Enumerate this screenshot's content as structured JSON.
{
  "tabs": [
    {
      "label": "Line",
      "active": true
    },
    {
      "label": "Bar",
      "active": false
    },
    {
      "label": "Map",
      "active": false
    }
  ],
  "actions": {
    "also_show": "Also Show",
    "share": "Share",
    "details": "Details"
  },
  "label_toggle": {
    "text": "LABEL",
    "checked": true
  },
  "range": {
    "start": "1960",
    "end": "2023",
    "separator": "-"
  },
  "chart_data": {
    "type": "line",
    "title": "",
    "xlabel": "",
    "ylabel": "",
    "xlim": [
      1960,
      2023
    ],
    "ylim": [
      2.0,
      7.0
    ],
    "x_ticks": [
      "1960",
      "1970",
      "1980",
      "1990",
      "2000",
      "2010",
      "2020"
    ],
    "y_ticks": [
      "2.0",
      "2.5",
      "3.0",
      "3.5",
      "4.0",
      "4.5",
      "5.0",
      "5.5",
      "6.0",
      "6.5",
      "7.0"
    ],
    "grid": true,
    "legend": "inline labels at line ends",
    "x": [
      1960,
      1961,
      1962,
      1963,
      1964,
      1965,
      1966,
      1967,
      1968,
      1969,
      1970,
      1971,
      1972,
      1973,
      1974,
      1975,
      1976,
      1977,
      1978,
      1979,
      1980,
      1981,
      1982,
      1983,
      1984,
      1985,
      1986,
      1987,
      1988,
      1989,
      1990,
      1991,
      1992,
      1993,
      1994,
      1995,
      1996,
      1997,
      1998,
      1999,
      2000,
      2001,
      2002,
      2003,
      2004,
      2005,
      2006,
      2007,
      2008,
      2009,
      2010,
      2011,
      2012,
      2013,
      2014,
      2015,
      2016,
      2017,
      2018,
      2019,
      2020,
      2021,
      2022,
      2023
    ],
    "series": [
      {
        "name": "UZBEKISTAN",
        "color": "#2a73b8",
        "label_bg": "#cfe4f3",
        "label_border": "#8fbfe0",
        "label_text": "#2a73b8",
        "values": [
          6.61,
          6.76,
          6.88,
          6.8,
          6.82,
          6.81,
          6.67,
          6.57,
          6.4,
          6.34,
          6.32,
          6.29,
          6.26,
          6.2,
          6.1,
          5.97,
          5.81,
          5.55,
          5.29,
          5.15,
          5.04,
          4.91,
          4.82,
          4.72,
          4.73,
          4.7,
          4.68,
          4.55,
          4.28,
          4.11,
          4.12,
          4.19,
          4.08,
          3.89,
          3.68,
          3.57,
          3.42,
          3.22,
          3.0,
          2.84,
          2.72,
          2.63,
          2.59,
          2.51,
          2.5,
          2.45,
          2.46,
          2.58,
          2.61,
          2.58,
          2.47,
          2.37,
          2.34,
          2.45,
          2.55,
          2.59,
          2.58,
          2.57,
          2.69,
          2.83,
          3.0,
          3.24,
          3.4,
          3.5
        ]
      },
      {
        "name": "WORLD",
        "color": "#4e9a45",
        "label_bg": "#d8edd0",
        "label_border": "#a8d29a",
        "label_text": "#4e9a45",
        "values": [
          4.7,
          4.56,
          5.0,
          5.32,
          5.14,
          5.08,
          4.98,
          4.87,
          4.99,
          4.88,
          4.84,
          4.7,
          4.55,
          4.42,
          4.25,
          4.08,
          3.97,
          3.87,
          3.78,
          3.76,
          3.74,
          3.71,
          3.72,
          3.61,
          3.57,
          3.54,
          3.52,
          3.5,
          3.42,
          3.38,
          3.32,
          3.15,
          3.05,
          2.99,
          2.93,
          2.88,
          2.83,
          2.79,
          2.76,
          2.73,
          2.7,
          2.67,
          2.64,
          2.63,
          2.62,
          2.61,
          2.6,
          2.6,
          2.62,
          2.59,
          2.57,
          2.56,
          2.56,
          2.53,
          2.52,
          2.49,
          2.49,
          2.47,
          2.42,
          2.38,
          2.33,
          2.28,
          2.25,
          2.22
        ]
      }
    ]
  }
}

__What the exercise asks__
Extract the full listing and reproduce each line exactly.

__Answer below__
Enumerate this screenshot's content as structured JSON.
{
  "tabs": [
    {
      "label": "Line",
      "active": true
    },
    {
      "label": "Bar",
      "active": false
    },
    {
      "label": "Map",
      "active": false
    }
  ],
  "actions": {
    "also_show": "Also Show",
    "share": "Share",
    "details": "Details"
  },
  "label_toggle": {
    "text": "LABEL",
    "checked": true
  },
  "range": {
    "start": "1960",
    "end": "2023",
    "separator": "-"
  },
  "chart_data": {
    "type": "line",
    "title": "",
    "xlabel": "",
    "ylabel": "",
    "xlim": [
      1960,
      2023
    ],
    "ylim": [
      2.0,
      7.0
    ],
    "x_ticks": [
      "1960",
      "1970",
      "1980",
      "1990",
      "2000",
      "2010",
      "2020"
    ],
    "y_ticks": [
      "2.0",
      "2.5",
      "3.0",
      "3.5",
      "4.0",
      "4.5",
      "5.0",
      "5.5",
      "6.0",
      "6.5",
      "7.0"
    ],
    "grid": true,
    "legend": "inline labels at line ends",
    "x": [
      1960,
      1961,
      1962,
      1963,
      1964,
      1965,
      1966,
      1967,
      1968,
      1969,
      1970,
      1971,
      1972,
      1973,
      1974,
      1975,
      1976,
      1977,
      1978,
      1979,
      1980,
      1981,
      1982,
      1983,
      1984,
      1985,
      1986,
      1987,
      1988,
      1989,
      1990,
      1991,
      1992,
      1993,
      1994,
      1995,
      1996,
      1997,
      1998,
      1999,
      2000,
      2001,
      2002,
      2003,
      2004,
      2005,
      2006,
      2007,
      2008,
      2009,
      2010,
      2011,
      2012,
      2013,
      2014,
      2015,
      2016,
      2017,
      2018,
      2019,
      2020,
      2021,
      2022,
      2023
    ],
    "series": [
      {
        "name": "UZBEKISTAN",
        "color": "#2a73b8",
        "label_bg": "#cfe4f3",
        "label_border": "#8fbfe0",
        "label_text": "#2a73b8",
        "values": [
          6.61,
          6.76,
          6.88,
          6.8,
          6.82,
          6.81,
          6.67,
          6.57,
          6.4,
          6.34,
          6.32,
          6.29,
          6.26,
          6.2,
          6.1,
          5.97,
          5.81,
          5.55,
          5.29,
          5.15,
          5.04,
          4.91,
          4.82,
          4.72,
          4.73,
          4.7,
          4.68,
          4.55,
          4.28,
          4.11,
          4.12,
          4.19,
          4.08,
          3.89,
          3.68,
          3.57,
          3.42,
          3.22,
          3.0,
          2.84,
          2.72,
          2.63,
          2.59,
          2.51,
          2.5,
          2.45,
          2.46,
          2.58,
          2.61,
          2.58,
          2.47,
          2.37,
          2.34,
          2.45,
          2.55,
          2.59,
          2.58,
          2.57,
          2.69,
          2.83,
          3.0,
          3.24,
          3.4,
          3.5
        ]
      },
      {
        "name": "WORLD",
        "color": "#4e9a45",
        "label_bg": "#d8edd0",
        "label_border": "#a8d29a",
        "label_text": "#4e9a45",
        "values": [
          4.7,
          4.56,
          5.0,
          5.32,
          5.14,
          5.08,
          4.98,
          4.87,
          4.99,
          4.88,
          4.84,
          4.7,
          4.55,
          4.42,
          4.25,
          4.08,
          3.97,
          3.87,
          3.78,
          3.76,
          3.74,
          3.71,
          3.72,
          3.61,
          3.57,
          3.54,
          3.52,
          3.5,
          3.42,
          3.38,
          3.32,
          3.15,
          3.05,
          2.99,
          2.93,
          2.88,
          2.83,
          2.79,
          2.76,
          2.73,
          2.7,
          2.67,
          2.64,
          2.63,
          2.62,
          2.61,
          2.6,
          2.6,
          2.62,
          2.59,
          2.57,
          2.56,
          2.56,
          2.53,
          2.52,
          2.49,
          2.49,
          2.47,
          2.42,
          2.38,
          2.33,
          2.28,
          2.25,
          2.22
        ]
      }
    ]
  }
}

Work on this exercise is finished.